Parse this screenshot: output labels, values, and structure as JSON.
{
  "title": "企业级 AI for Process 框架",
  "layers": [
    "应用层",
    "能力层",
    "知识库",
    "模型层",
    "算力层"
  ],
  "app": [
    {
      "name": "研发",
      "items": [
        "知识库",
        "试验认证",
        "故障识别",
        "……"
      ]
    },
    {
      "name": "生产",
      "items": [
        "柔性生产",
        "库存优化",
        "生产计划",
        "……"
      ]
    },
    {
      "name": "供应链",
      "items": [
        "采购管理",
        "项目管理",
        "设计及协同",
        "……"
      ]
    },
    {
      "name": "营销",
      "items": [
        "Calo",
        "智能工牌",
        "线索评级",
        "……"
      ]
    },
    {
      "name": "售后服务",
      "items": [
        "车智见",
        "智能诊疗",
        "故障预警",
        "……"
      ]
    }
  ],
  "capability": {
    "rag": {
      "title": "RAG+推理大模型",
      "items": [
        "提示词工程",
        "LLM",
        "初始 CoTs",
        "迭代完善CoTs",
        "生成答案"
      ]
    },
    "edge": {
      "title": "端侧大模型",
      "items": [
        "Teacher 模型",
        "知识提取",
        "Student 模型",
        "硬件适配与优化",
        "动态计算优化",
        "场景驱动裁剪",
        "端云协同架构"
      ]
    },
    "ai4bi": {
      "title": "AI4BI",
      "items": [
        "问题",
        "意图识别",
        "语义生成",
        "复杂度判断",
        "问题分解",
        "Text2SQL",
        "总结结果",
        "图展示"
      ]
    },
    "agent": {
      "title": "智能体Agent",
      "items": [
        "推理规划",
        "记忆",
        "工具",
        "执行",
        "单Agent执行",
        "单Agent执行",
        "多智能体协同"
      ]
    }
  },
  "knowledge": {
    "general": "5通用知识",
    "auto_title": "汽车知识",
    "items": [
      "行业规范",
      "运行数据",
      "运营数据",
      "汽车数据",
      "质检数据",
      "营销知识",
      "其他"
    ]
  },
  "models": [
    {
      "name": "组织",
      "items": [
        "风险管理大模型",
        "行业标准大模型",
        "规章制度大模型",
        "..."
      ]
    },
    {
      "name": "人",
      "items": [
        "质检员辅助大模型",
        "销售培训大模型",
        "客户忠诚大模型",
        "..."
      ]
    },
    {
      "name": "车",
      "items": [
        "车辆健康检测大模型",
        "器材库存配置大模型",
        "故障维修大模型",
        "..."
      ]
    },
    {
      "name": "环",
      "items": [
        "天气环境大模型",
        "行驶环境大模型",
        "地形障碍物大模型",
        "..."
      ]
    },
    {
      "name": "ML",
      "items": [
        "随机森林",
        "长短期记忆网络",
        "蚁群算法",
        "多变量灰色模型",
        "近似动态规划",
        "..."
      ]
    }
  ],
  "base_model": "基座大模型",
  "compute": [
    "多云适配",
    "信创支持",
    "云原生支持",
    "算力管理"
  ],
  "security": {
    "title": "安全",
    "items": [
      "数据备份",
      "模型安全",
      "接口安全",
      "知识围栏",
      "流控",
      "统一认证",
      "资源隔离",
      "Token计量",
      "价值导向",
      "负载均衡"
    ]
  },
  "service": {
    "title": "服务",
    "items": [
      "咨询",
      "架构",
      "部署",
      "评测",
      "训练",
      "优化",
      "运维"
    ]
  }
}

————

Return all the data exactly as given.

Parse this screenshot: output labels, values, and structure as JSON.
{
  "title": "企业级 AI for Process 框架",
  "layers": [
    "应用层",
    "能力层",
    "知识库",
    "模型层",
    "算力层"
  ],
  "app": [
    {
      "name": "研发",
      "items": [
        "知识库",
        "试验认证",
        "故障识别",
        "……"
      ]
    },
    {
      "name": "生产",
      "items": [
        "柔性生产",
        "库存优化",
        "生产计划",
        "……"
      ]
    },
    {
      "name": "供应链",
      "items": [
        "采购管理",
        "项目管理",
        "设计及协同",
        "……"
      ]
    },
    {
      "name": "营销",
      "items": [
        "Calo",
        "智能工牌",
        "线索评级",
        "……"
      ]
    },
    {
      "name": "售后服务",
      "items": [
        "车智见",
        "智能诊疗",
        "故障预警",
        "……"
      ]
    }
  ],
  "capability": {
    "rag": {
      "title": "RAG+推理大模型",
      "items": [
        "提示词工程",
        "LLM",
        "初始 CoTs",
        "迭代完善CoTs",
        "生成答案"
      ]
    },
    "edge": {
      "title": "端侧大模型",
      "items": [
        "Teacher 模型",
        "知识提取",
        "Student 模型",
        "硬件适配与优化",
        "动态计算优化",
        "场景驱动裁剪",
        "端云协同架构"
      ]
    },
    "ai4bi": {
      "title": "AI4BI",
      "items": [
        "问题",
        "意图识别",
        "语义生成",
        "复杂度判断",
        "问题分解",
        "Text2SQL",
        "总结结果",
        "图展示"
      ]
    },
    "agent": {
      "title": "智能体Agent",
      "items": [
        "推理规划",
        "记忆",
        "工具",
        "执行",
        "单Agent执行",
        "单Agent执行",
        "多智能体协同"
      ]
    }
  },
  "knowledge": {
    "general": "5通用知识",
    "auto_title": "汽车知识",
    "items": [
      "行业规范",
      "运行数据",
      "运营数据",
      "汽车数据",
      "质检数据",
      "营销知识",
      "其他"
    ]
  },
  "models": [
    {
      "name": "组织",
      "items": [
        "风险管理大模型",
        "行业标准大模型",
        "规章制度大模型",
        "..."
      ]
    },
    {
      "name": "人",
      "items": [
        "质检员辅助大模型",
        "销售培训大模型",
        "客户忠诚大模型",
        "..."
      ]
    },
    {
      "name": "车",
      "items": [
        "车辆健康检测大模型",
        "器材库存配置大模型",
        "故障维修大模型",
        "..."
      ]
    },
    {
      "name": "环",
      "items": [
        "天气环境大模型",
        "行驶环境大模型",
        "地形障碍物大模型",
        "..."
      ]
    },
    {
      "name": "ML",
      "items": [
        "随机森林",
        "长短期记忆网络",
        "蚁群算法",
        "多变量灰色模型",
        "近似动态规划",
        "..."
      ]
    }
  ],
  "base_model": "基座大模型",
  "compute": [
    "多云适配",
    "信创支持",
    "云原生支持",
    "算力管理"
  ],
  "security": {
    "title": "安全",
    "items": [
      "数据备份",
      "模型安全",
      "接口安全",
      "知识围栏",
      "流控",
      "统一认证",
      "资源隔离",
      "Token计量",
      "价值导向",
      "负载均衡"
    ]
  },
  "service": {
    "title": "服务",
    "items": [
      "咨询",
      "架构",
      "部署",
      "评测",
      "训练",
      "优化",
      "运维"
    ]
  }
}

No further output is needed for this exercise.